**The records:**

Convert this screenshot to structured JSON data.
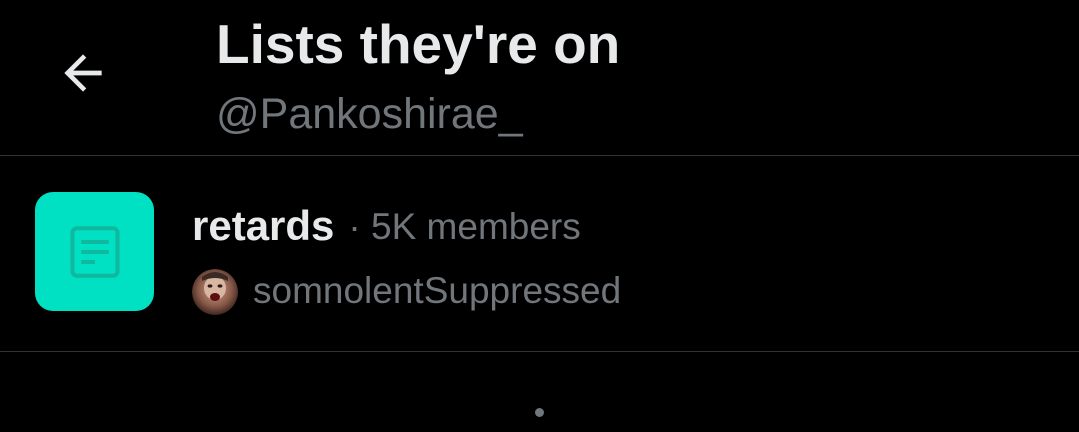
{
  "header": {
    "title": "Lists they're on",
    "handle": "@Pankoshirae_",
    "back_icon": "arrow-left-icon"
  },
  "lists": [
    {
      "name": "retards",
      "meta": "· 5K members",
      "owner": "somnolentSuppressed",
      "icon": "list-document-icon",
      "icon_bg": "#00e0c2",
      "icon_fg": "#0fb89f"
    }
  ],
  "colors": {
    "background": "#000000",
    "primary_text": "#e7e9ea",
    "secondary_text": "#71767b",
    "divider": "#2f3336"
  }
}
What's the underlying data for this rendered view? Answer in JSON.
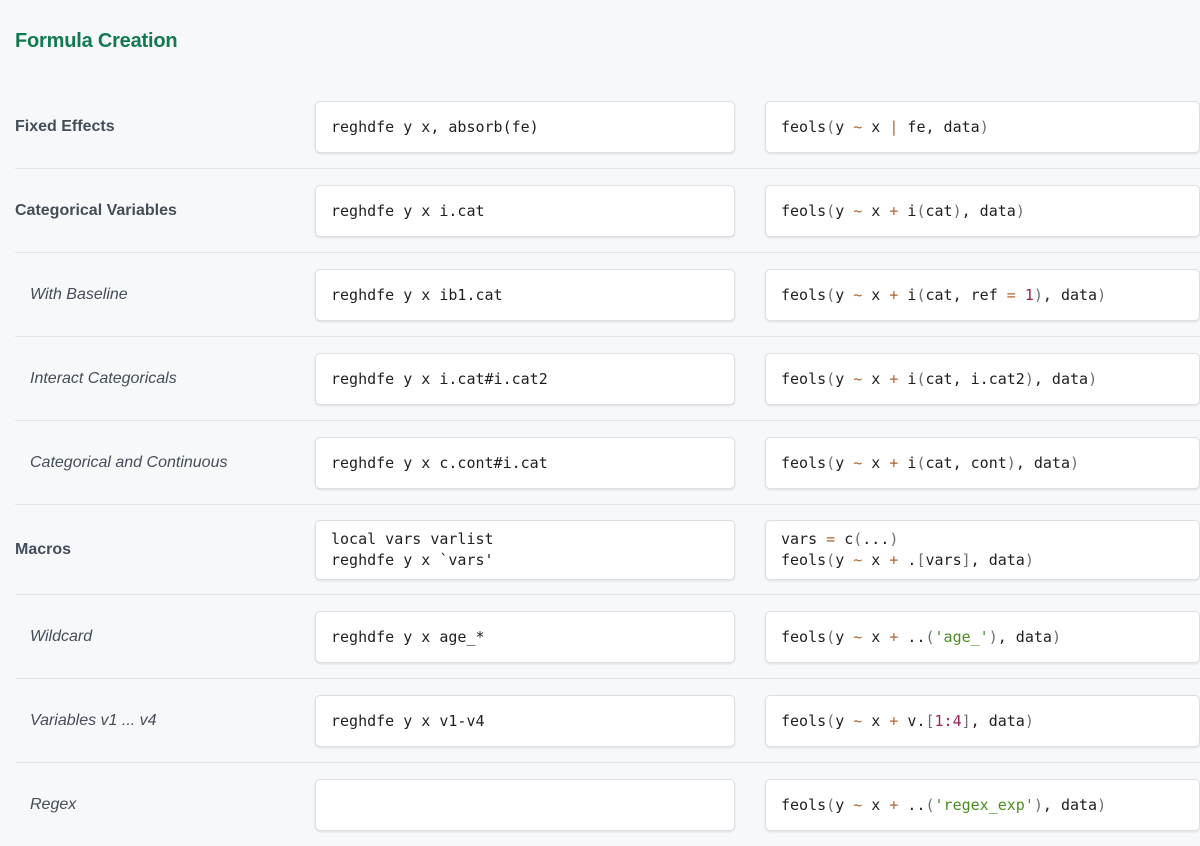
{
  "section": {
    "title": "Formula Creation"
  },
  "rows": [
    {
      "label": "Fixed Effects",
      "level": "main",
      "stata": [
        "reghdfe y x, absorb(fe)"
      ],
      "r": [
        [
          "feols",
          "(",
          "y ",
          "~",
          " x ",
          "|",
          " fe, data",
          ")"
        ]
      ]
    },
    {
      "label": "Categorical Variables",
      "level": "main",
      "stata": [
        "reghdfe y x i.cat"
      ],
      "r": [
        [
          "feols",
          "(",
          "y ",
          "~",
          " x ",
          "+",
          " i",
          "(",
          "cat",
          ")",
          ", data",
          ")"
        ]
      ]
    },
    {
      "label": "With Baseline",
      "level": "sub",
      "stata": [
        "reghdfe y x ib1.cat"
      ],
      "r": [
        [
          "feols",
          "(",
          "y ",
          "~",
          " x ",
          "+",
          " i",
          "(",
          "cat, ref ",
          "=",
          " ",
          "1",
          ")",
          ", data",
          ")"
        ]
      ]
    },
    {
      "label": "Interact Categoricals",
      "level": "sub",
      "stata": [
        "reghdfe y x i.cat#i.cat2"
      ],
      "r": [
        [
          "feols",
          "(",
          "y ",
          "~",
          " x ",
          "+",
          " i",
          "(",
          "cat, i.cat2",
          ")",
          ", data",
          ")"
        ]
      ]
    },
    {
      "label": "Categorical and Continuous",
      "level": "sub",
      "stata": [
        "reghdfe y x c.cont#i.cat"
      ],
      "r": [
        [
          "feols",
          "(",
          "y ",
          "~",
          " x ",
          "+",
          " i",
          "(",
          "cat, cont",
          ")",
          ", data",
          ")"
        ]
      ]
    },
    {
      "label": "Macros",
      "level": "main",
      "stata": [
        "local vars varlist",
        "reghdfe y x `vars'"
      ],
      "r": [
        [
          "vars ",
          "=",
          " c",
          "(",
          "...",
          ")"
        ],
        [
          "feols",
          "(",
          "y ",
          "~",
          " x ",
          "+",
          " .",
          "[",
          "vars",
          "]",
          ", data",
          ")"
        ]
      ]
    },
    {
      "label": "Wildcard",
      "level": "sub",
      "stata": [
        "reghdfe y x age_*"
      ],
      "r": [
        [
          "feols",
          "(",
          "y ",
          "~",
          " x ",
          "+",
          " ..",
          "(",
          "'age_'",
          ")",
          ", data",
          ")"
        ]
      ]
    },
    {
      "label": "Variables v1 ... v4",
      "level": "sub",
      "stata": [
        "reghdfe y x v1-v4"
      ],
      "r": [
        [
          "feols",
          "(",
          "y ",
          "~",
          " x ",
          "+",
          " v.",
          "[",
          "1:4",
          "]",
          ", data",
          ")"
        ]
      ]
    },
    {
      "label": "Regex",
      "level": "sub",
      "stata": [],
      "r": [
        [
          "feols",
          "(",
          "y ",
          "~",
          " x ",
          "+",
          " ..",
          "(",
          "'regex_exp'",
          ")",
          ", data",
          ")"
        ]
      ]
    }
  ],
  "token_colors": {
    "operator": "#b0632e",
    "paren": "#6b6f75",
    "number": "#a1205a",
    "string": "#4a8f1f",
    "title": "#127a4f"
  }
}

==

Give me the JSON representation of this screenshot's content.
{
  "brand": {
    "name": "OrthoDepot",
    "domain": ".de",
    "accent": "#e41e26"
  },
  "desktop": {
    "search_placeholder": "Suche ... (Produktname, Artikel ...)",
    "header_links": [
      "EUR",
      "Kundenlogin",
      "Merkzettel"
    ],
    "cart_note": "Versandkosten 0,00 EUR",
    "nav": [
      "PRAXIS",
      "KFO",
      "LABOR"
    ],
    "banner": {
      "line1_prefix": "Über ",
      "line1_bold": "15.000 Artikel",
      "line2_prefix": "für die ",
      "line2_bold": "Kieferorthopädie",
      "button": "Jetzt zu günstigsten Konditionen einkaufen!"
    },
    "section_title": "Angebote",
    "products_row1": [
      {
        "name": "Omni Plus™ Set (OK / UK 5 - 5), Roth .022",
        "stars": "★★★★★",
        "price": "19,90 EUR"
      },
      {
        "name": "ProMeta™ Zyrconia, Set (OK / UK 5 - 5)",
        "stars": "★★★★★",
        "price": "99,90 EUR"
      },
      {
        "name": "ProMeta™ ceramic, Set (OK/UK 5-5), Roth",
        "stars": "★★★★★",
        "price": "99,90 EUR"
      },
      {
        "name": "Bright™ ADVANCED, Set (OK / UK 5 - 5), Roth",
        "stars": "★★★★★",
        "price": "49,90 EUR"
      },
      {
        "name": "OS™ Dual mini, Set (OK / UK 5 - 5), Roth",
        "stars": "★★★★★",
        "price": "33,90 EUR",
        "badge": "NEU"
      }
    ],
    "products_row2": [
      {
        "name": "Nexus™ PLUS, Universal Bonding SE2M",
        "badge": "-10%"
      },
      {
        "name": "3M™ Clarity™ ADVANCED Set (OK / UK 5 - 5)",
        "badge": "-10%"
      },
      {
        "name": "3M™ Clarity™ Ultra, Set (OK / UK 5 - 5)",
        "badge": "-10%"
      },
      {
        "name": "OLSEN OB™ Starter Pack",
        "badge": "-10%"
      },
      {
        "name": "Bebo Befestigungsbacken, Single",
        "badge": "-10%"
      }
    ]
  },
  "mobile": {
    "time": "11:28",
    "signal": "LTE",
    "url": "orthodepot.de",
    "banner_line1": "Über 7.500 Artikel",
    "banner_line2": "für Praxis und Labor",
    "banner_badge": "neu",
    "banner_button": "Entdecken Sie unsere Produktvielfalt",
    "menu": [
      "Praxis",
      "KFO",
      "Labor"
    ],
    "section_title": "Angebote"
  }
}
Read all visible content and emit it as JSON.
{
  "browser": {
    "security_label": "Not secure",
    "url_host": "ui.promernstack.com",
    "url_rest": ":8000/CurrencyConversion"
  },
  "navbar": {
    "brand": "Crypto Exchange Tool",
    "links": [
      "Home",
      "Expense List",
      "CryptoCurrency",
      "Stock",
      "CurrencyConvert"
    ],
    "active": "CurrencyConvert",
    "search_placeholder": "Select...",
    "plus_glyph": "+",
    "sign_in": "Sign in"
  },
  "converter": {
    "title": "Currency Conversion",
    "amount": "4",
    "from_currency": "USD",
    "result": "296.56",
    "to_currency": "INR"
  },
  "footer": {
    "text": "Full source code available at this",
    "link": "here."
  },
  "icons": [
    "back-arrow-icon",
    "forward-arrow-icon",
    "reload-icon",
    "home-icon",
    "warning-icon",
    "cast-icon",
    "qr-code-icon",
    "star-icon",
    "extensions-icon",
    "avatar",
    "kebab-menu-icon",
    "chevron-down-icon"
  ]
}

* * *

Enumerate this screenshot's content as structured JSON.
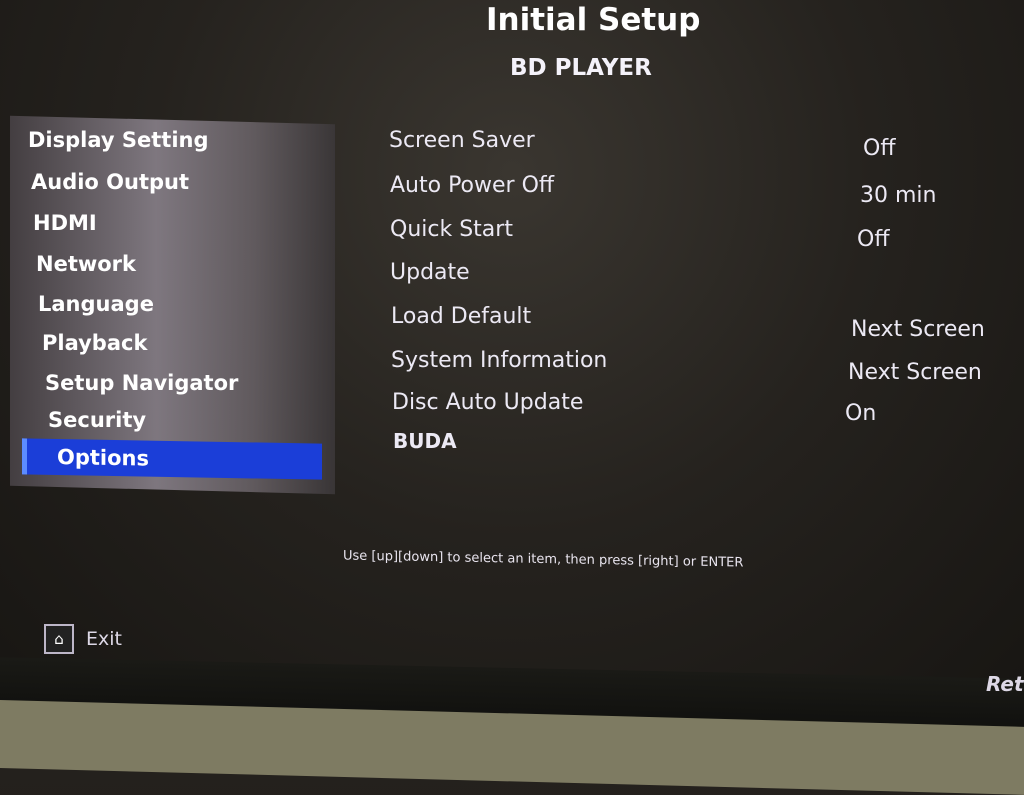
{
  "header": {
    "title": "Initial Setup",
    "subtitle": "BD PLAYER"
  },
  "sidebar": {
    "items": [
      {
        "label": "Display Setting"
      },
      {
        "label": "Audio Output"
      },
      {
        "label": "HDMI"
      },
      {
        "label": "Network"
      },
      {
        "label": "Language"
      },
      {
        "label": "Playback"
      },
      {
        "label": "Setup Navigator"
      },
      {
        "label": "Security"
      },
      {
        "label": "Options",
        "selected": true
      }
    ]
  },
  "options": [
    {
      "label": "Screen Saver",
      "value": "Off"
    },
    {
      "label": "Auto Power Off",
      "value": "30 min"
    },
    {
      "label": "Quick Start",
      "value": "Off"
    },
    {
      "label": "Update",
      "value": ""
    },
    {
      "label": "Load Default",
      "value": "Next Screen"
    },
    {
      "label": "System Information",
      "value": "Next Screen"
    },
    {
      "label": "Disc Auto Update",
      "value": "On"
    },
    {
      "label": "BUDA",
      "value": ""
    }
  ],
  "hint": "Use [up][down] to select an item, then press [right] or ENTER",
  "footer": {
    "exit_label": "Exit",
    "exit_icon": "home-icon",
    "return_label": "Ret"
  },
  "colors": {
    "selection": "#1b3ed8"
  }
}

**Required task:** Count every line in the entries above where the word "Über" appears; respond with the number alone.

**Solution below:** 2